Extracted information:
%%

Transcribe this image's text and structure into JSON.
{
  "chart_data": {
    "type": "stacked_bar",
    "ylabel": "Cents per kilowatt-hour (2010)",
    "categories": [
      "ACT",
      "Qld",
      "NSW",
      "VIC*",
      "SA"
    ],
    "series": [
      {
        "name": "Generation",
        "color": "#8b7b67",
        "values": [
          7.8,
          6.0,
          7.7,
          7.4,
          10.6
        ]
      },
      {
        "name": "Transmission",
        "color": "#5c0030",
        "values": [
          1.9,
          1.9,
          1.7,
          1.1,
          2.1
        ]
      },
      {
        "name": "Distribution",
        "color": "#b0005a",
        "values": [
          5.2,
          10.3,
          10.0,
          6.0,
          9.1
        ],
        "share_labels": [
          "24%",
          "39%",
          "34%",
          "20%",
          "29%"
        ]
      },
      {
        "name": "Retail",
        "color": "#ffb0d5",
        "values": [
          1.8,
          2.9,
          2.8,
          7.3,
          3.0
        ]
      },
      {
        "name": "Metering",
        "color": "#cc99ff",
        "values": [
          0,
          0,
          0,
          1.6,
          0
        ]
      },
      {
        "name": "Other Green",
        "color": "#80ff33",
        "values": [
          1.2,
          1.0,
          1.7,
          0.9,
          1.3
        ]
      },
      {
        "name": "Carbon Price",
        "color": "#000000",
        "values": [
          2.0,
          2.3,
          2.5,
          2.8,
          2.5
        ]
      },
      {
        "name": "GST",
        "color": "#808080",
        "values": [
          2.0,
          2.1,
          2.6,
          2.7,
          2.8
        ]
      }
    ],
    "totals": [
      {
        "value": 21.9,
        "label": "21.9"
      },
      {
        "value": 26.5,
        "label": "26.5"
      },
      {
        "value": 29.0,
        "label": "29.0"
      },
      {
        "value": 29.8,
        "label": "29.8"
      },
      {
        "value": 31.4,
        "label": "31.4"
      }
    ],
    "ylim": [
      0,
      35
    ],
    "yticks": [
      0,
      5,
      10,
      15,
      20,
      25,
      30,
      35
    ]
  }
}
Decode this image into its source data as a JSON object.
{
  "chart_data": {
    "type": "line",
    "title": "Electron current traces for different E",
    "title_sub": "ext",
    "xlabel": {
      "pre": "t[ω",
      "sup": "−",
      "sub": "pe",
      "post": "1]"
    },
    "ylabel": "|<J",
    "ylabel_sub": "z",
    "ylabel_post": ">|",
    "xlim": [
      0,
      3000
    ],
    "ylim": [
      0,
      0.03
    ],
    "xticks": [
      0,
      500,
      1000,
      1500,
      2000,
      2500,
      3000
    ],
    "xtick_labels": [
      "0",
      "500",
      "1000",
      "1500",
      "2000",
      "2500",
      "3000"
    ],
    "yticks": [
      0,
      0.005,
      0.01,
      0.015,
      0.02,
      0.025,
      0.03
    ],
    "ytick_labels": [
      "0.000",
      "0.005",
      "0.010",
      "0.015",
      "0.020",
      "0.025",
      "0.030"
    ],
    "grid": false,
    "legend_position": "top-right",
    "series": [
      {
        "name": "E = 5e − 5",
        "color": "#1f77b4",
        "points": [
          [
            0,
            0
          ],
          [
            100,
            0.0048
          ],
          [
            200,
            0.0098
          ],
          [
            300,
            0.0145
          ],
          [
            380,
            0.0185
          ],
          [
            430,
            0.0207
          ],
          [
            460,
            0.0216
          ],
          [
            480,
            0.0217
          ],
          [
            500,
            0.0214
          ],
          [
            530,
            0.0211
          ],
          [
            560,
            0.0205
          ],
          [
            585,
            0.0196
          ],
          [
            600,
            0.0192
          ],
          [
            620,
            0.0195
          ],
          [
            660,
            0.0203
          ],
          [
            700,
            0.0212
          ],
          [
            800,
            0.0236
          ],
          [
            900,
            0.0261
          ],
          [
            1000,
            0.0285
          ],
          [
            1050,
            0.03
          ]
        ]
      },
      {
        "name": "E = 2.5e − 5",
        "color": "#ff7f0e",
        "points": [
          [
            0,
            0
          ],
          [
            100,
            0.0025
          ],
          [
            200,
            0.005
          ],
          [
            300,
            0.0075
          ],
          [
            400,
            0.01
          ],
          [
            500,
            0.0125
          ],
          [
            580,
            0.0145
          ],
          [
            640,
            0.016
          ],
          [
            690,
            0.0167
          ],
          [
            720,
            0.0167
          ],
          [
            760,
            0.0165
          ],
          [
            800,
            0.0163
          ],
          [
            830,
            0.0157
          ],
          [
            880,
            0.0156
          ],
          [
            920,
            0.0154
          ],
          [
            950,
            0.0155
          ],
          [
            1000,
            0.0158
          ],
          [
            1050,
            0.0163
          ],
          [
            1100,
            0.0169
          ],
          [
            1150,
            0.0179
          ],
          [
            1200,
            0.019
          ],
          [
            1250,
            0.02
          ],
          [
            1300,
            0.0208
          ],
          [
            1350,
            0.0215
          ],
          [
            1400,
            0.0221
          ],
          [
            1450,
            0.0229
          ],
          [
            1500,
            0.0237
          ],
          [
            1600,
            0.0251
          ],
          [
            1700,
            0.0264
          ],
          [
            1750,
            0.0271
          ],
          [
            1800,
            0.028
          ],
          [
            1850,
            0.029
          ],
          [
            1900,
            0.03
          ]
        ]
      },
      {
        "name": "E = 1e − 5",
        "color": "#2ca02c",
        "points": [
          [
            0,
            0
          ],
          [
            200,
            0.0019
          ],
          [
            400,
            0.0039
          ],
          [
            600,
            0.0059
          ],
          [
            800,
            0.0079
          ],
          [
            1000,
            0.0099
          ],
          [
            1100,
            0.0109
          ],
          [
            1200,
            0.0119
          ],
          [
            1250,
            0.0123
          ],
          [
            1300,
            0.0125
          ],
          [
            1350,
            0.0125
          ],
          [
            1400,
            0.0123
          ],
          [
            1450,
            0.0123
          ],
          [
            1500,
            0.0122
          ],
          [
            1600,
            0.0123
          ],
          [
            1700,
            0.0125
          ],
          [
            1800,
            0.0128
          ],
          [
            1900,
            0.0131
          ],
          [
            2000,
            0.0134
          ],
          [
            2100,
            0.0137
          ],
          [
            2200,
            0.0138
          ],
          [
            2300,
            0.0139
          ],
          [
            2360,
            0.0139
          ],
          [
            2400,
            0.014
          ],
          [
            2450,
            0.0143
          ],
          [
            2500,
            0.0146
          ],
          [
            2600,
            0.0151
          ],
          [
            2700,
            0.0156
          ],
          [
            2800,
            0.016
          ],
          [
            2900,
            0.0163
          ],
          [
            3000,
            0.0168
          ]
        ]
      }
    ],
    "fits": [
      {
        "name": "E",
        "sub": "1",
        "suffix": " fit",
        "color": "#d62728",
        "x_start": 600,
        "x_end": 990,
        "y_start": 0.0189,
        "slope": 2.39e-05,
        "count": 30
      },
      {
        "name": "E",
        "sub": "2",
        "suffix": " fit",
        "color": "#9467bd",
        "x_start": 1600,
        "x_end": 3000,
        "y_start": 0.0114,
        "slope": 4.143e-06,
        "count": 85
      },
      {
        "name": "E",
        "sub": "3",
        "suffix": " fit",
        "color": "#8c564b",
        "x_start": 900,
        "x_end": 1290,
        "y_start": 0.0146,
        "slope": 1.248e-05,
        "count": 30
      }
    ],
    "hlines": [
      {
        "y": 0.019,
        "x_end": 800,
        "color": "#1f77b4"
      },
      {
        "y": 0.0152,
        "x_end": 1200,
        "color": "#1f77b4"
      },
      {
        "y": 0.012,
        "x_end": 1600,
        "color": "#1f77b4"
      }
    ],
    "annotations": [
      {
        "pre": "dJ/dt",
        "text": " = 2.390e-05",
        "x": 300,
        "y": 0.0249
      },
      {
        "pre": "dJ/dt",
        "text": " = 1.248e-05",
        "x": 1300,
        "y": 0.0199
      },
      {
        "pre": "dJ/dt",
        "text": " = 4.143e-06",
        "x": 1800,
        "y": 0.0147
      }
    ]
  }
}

%%

Written exercise:
Give only the number of lines in the listing above that include the string "this".

The output:
2